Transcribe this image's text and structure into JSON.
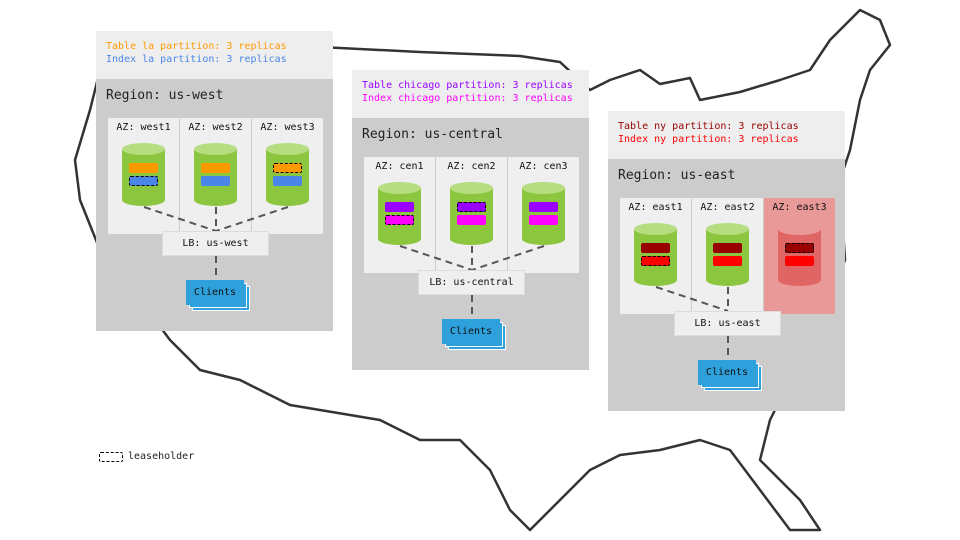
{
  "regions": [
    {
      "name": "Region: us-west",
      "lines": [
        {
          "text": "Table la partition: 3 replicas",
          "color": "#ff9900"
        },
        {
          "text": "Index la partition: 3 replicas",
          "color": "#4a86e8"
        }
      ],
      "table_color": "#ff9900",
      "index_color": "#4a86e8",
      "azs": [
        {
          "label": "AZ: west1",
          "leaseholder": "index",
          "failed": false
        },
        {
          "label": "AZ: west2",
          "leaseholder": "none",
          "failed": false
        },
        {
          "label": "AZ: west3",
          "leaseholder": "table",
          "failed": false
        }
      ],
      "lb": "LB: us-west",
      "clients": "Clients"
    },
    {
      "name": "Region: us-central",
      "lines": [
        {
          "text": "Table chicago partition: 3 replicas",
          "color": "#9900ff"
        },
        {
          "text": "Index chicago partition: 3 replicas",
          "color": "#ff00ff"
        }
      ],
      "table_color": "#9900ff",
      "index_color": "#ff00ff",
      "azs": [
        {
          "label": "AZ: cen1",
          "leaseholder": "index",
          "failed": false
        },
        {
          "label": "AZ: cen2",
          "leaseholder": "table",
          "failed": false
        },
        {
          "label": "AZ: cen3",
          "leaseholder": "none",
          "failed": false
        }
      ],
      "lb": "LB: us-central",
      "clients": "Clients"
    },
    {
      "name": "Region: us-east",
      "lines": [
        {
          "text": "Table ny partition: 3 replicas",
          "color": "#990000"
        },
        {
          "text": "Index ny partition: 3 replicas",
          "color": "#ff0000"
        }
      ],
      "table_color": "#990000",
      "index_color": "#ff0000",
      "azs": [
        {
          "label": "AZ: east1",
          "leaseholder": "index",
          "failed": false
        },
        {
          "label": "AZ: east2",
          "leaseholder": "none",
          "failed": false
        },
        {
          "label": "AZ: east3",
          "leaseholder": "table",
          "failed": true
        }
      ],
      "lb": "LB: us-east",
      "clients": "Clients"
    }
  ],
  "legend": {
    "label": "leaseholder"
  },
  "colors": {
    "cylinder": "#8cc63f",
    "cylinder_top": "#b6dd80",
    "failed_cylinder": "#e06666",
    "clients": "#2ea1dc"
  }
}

WORK TO COMPLETE - Without the images, write out each line of the data verbatim.

FINISHED TASK -
Transcribe this image's text and structure into JSON.
{
  "regions": [
    {
      "name": "Region: us-west",
      "lines": [
        {
          "text": "Table la partition: 3 replicas",
          "color": "#ff9900"
        },
        {
          "text": "Index la partition: 3 replicas",
          "color": "#4a86e8"
        }
      ],
      "table_color": "#ff9900",
      "index_color": "#4a86e8",
      "azs": [
        {
          "label": "AZ: west1",
          "leaseholder": "index",
          "failed": false
        },
        {
          "label": "AZ: west2",
          "leaseholder": "none",
          "failed": false
        },
        {
          "label": "AZ: west3",
          "leaseholder": "table",
          "failed": false
        }
      ],
      "lb": "LB: us-west",
      "clients": "Clients"
    },
    {
      "name": "Region: us-central",
      "lines": [
        {
          "text": "Table chicago partition: 3 replicas",
          "color": "#9900ff"
        },
        {
          "text": "Index chicago partition: 3 replicas",
          "color": "#ff00ff"
        }
      ],
      "table_color": "#9900ff",
      "index_color": "#ff00ff",
      "azs": [
        {
          "label": "AZ: cen1",
          "leaseholder": "index",
          "failed": false
        },
        {
          "label": "AZ: cen2",
          "leaseholder": "table",
          "failed": false
        },
        {
          "label": "AZ: cen3",
          "leaseholder": "none",
          "failed": false
        }
      ],
      "lb": "LB: us-central",
      "clients": "Clients"
    },
    {
      "name": "Region: us-east",
      "lines": [
        {
          "text": "Table ny partition: 3 replicas",
          "color": "#990000"
        },
        {
          "text": "Index ny partition: 3 replicas",
          "color": "#ff0000"
        }
      ],
      "table_color": "#990000",
      "index_color": "#ff0000",
      "azs": [
        {
          "label": "AZ: east1",
          "leaseholder": "index",
          "failed": false
        },
        {
          "label": "AZ: east2",
          "leaseholder": "none",
          "failed": false
        },
        {
          "label": "AZ: east3",
          "leaseholder": "table",
          "failed": true
        }
      ],
      "lb": "LB: us-east",
      "clients": "Clients"
    }
  ],
  "legend": {
    "label": "leaseholder"
  },
  "colors": {
    "cylinder": "#8cc63f",
    "cylinder_top": "#b6dd80",
    "failed_cylinder": "#e06666",
    "clients": "#2ea1dc"
  }
}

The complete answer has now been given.